Aim — Collect every line of the records below that contains the word "date".

Data excerpts:
------------------------------
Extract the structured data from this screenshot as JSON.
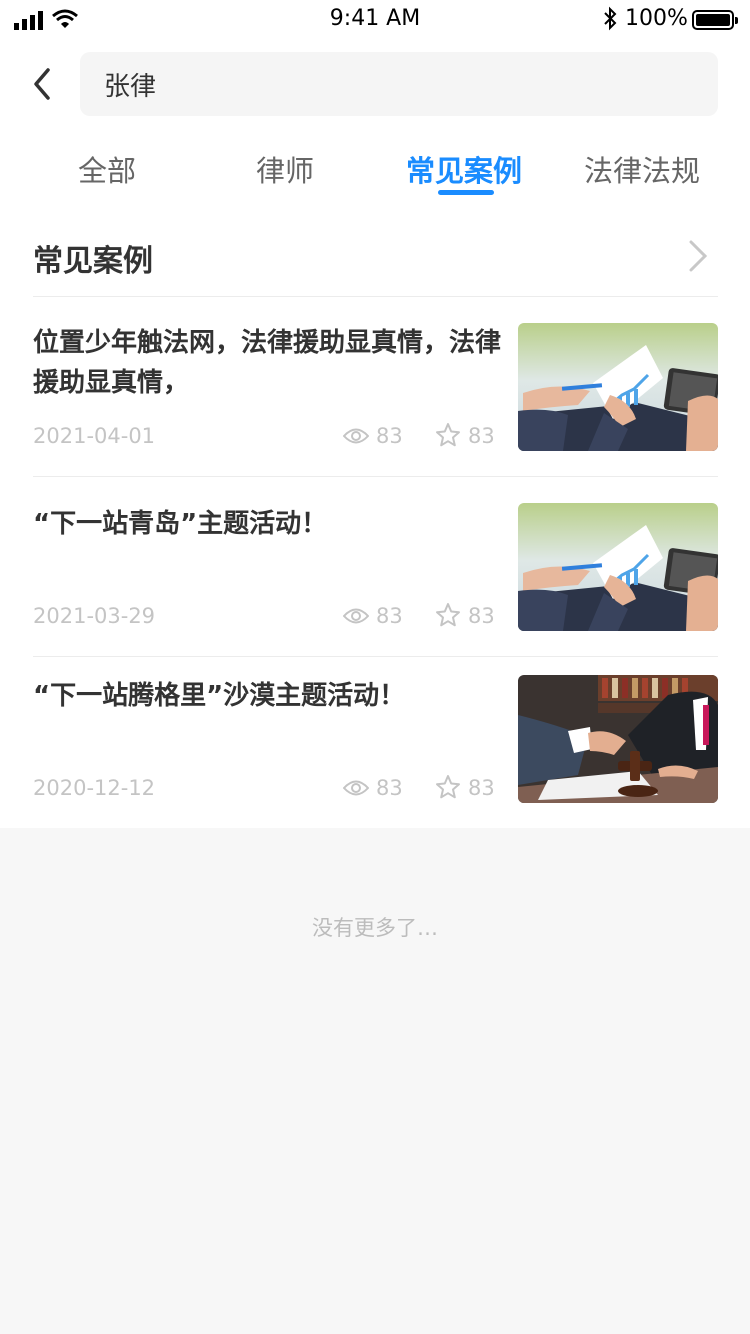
{
  "status_bar": {
    "time": "9:41 AM",
    "battery": "100%",
    "bluetooth_symbol": "✱"
  },
  "search": {
    "value": "张律"
  },
  "tabs": [
    {
      "label": "全部"
    },
    {
      "label": "律师"
    },
    {
      "label": "常见案例"
    },
    {
      "label": "法律法规"
    }
  ],
  "active_tab_index": 2,
  "section": {
    "title": "常见案例"
  },
  "items": [
    {
      "title": "位置少年触法网，法律援助显真情，法律援助显真情，",
      "date": "2021-04-01",
      "views": "83",
      "favorites": "83",
      "image": "documents-chart-photo"
    },
    {
      "title": "“下一站青岛”主题活动！",
      "date": "2021-03-29",
      "views": "83",
      "favorites": "83",
      "image": "documents-chart-photo"
    },
    {
      "title": "“下一站腾格里”沙漠主题活动！",
      "date": "2020-12-12",
      "views": "83",
      "favorites": "83",
      "image": "handshake-gavel-photo"
    }
  ],
  "footer": {
    "no_more": "没有更多了…"
  },
  "colors": {
    "accent": "#1a8cff",
    "muted": "#c4c4c4",
    "background": "#f7f7f7"
  }
}
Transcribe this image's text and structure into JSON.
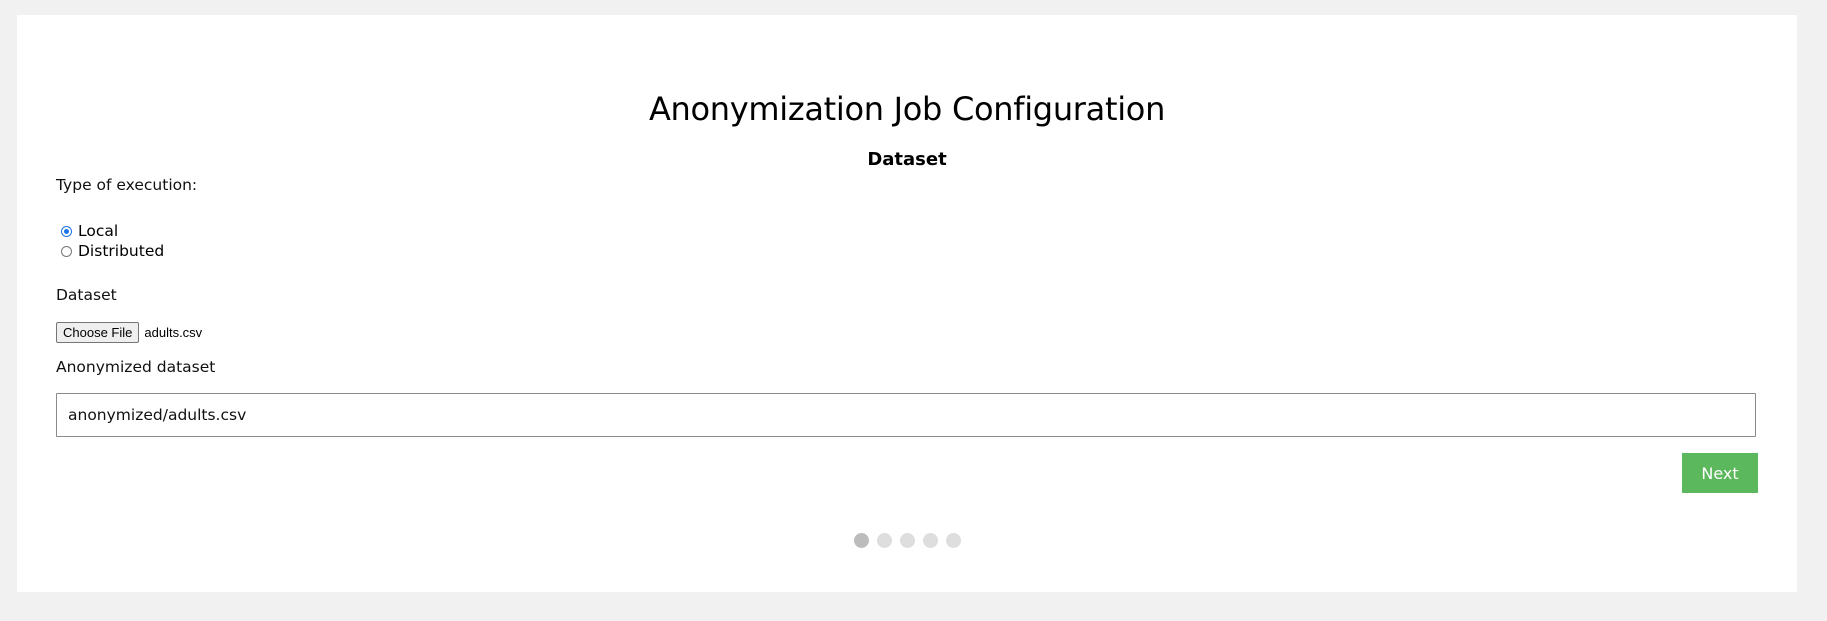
{
  "page": {
    "title": "Anonymization Job Configuration",
    "step_heading": "Dataset"
  },
  "execution": {
    "label": "Type of execution:",
    "options": [
      {
        "label": "Local",
        "checked": true
      },
      {
        "label": "Distributed",
        "checked": false
      }
    ]
  },
  "dataset": {
    "label": "Dataset",
    "choose_button": "Choose File",
    "file_name": "adults.csv"
  },
  "anonymized": {
    "label": "Anonymized dataset",
    "value": "anonymized/adults.csv"
  },
  "actions": {
    "next_label": "Next"
  },
  "stepper": {
    "total_steps": 5,
    "current_step": 1
  },
  "colors": {
    "page_background": "#f1f1f1",
    "card_background": "#ffffff",
    "next_button": "#5cb85c",
    "radio_accent": "#1a73e8",
    "dot_active": "#bcbcbc",
    "dot_inactive": "#dedede"
  }
}
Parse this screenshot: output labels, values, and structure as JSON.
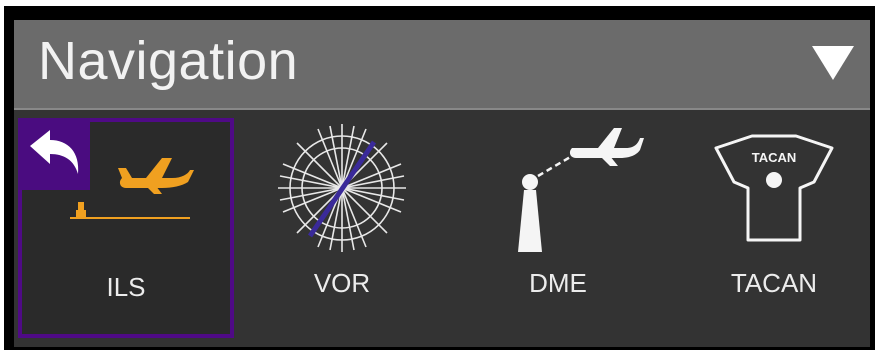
{
  "header": {
    "title": "Navigation",
    "dropdown_icon": "triangle-down-icon"
  },
  "tiles": [
    {
      "label": "ILS",
      "icon": "ils-airplane-icon",
      "selected": true,
      "back_icon": "back-arrow-icon"
    },
    {
      "label": "VOR",
      "icon": "vor-compass-rose-icon",
      "selected": false
    },
    {
      "label": "DME",
      "icon": "dme-station-icon",
      "selected": false
    },
    {
      "label": "TACAN",
      "icon": "tacan-beacon-icon",
      "badge_text": "TACAN",
      "selected": false
    }
  ],
  "colors": {
    "panel": "#333333",
    "header": "#6b6b6b",
    "selected_border": "#4f0a86",
    "ils_accent": "#f0a020",
    "vor_needle": "#3a2a9a",
    "icon": "#f5f5f5"
  }
}
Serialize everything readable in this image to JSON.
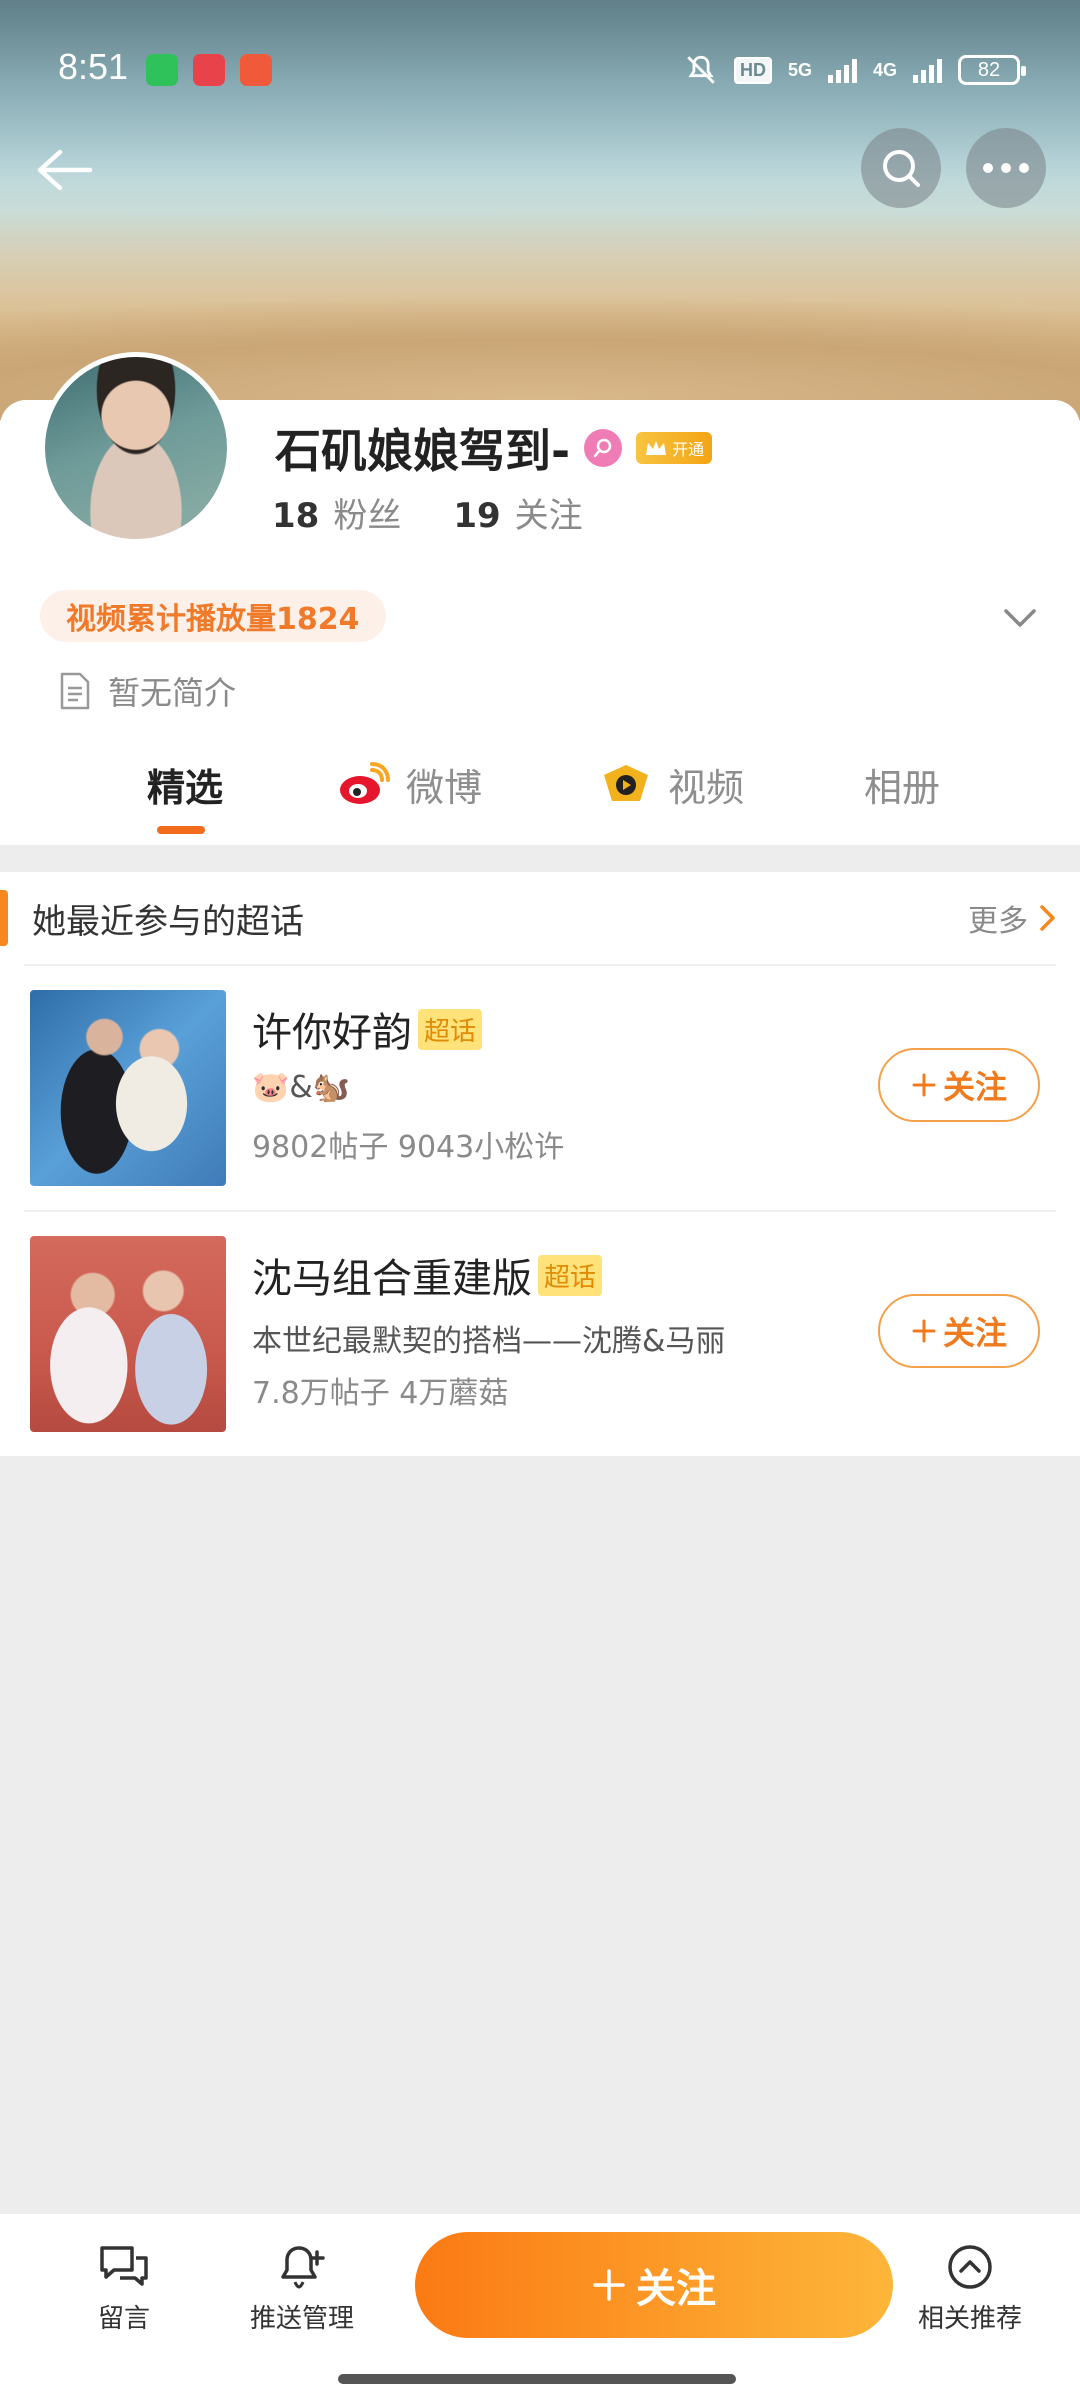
{
  "status": {
    "time": "8:51",
    "hd": "HD",
    "net1": "5G",
    "net2": "4G",
    "battery": "82"
  },
  "profile": {
    "name": "石矶娘娘驾到-",
    "vip_label": "开通",
    "fans_count": "18",
    "fans_label": "粉丝",
    "following_count": "19",
    "following_label": "关注",
    "video_plays": "视频累计播放量1824",
    "intro": "暂无简介"
  },
  "tabs": [
    {
      "label": "精选",
      "active": true
    },
    {
      "label": "微博",
      "active": false
    },
    {
      "label": "视频",
      "active": false
    },
    {
      "label": "相册",
      "active": false
    }
  ],
  "super_topics": {
    "title": "她最近参与的超话",
    "more": "更多",
    "items": [
      {
        "name": "许你好韵",
        "chip": "超话",
        "desc": "🐷&🐿️",
        "meta": "9802帖子 9043小松许",
        "follow": "关注"
      },
      {
        "name": "沈马组合重建版",
        "chip": "超话",
        "desc": "本世纪最默契的搭档——沈腾&马丽",
        "meta": "7.8万帖子 4万蘑菇",
        "follow": "关注"
      }
    ]
  },
  "bottom": {
    "comment": "留言",
    "push": "推送管理",
    "follow": "关注",
    "related": "相关推荐"
  },
  "colors": {
    "accent": "#f36c1e",
    "follow_gradient_start": "#fb7a13",
    "follow_gradient_end": "#fdb63a"
  }
}
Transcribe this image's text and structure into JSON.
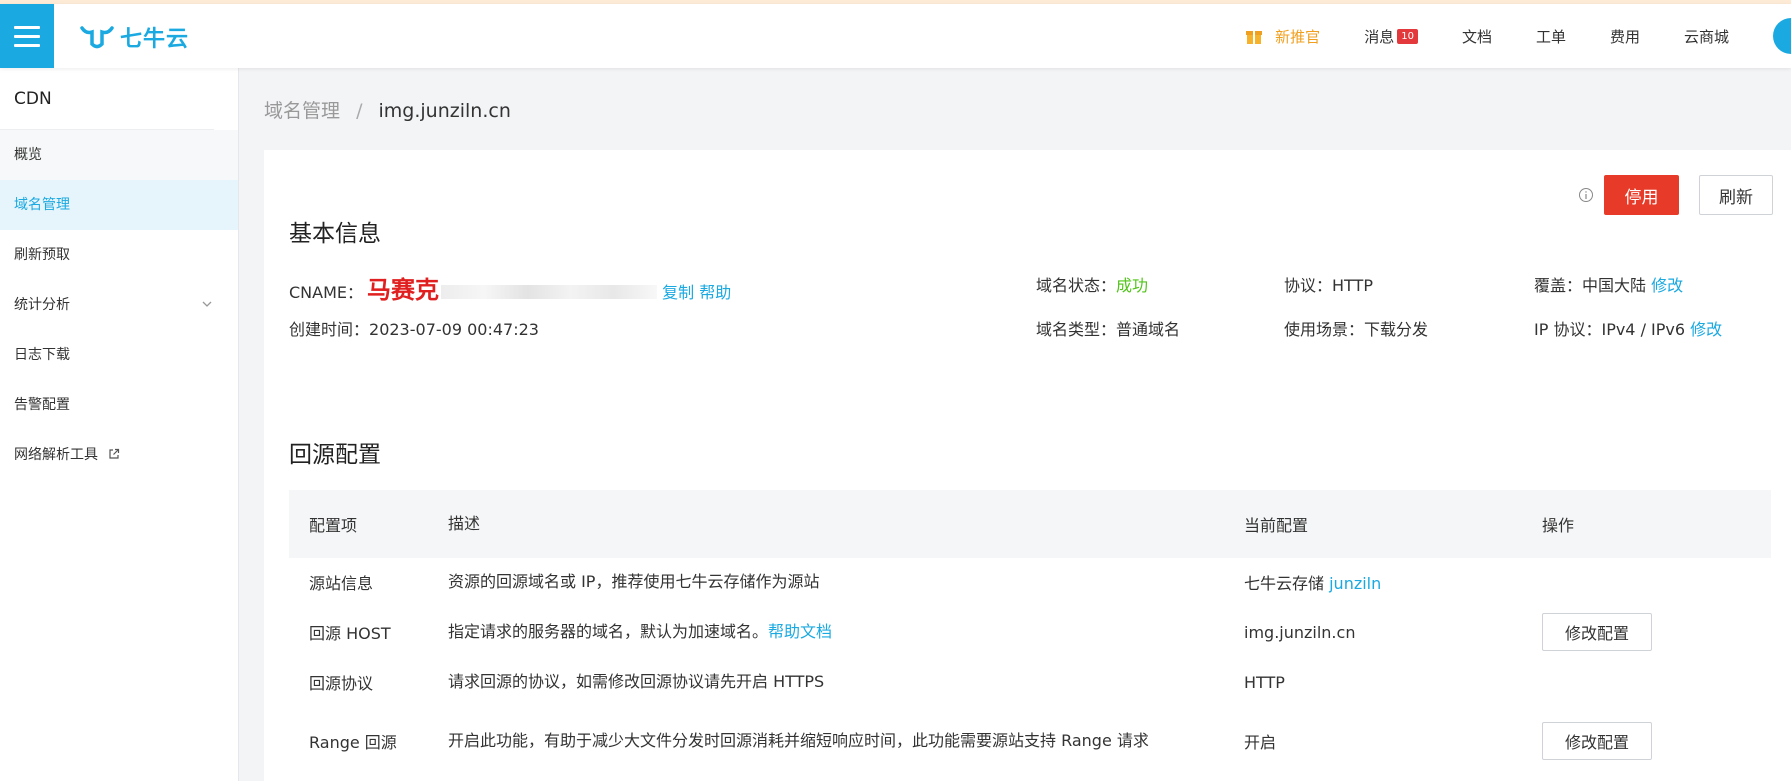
{
  "header": {
    "logo_text": "七牛云",
    "nav": {
      "promo": "新推官",
      "messages": "消息",
      "messages_badge": "10",
      "docs": "文档",
      "tickets": "工单",
      "billing": "费用",
      "market": "云商城"
    }
  },
  "sidebar": {
    "title": "CDN",
    "items": [
      {
        "label": "概览"
      },
      {
        "label": "域名管理"
      },
      {
        "label": "刷新预取"
      },
      {
        "label": "统计分析"
      },
      {
        "label": "日志下载"
      },
      {
        "label": "告警配置"
      },
      {
        "label": "网络解析工具"
      }
    ]
  },
  "breadcrumb": {
    "parent": "域名管理",
    "separator": "/",
    "current": "img.junziln.cn"
  },
  "actions": {
    "stop": "停用",
    "refresh": "刷新"
  },
  "basic": {
    "title": "基本信息",
    "cname_label": "CNAME：",
    "cname_overlay": "马赛克",
    "copy": "复制",
    "help": "帮助",
    "created_label": "创建时间：",
    "created_value": "2023-07-09 00:47:23",
    "status_label": "域名状态：",
    "status_value": "成功",
    "type_label": "域名类型：",
    "type_value": "普通域名",
    "protocol_label": "协议：",
    "protocol_value": "HTTP",
    "scene_label": "使用场景：",
    "scene_value": "下载分发",
    "coverage_label": "覆盖：",
    "coverage_value": "中国大陆",
    "coverage_edit": "修改",
    "ip_label": "IP 协议：",
    "ip_value": "IPv4 / IPv6",
    "ip_edit": "修改"
  },
  "origin": {
    "title": "回源配置",
    "columns": [
      "配置项",
      "描述",
      "当前配置",
      "操作"
    ],
    "rows": [
      {
        "name": "源站信息",
        "desc": "资源的回源域名或 IP，推荐使用七牛云存储作为源站",
        "desc_link": "",
        "current": "七牛云存储",
        "current_link": "junziln",
        "action": ""
      },
      {
        "name": "回源 HOST",
        "desc": "指定请求的服务器的域名，默认为加速域名。",
        "desc_link": "帮助文档",
        "current": "img.junziln.cn",
        "current_link": "",
        "action": "修改配置"
      },
      {
        "name": "回源协议",
        "desc": "请求回源的协议，如需修改回源协议请先开启 HTTPS",
        "desc_link": "",
        "current": "HTTP",
        "current_link": "",
        "action": ""
      },
      {
        "name": "Range 回源",
        "desc": "开启此功能，有助于减少大文件分发时回源消耗并缩短响应时间，此功能需要源站支持 Range 请求",
        "desc_link": "",
        "current": "开启",
        "current_link": "",
        "action": "修改配置"
      }
    ]
  },
  "colors": {
    "accent": "#1aa9e0",
    "danger": "#e83a28",
    "success": "#52c41a"
  }
}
------------------------------
Expected answer —
      "date": "2021-04-01",
      "date": "2021-03-29",
      "date": "2020-12-12",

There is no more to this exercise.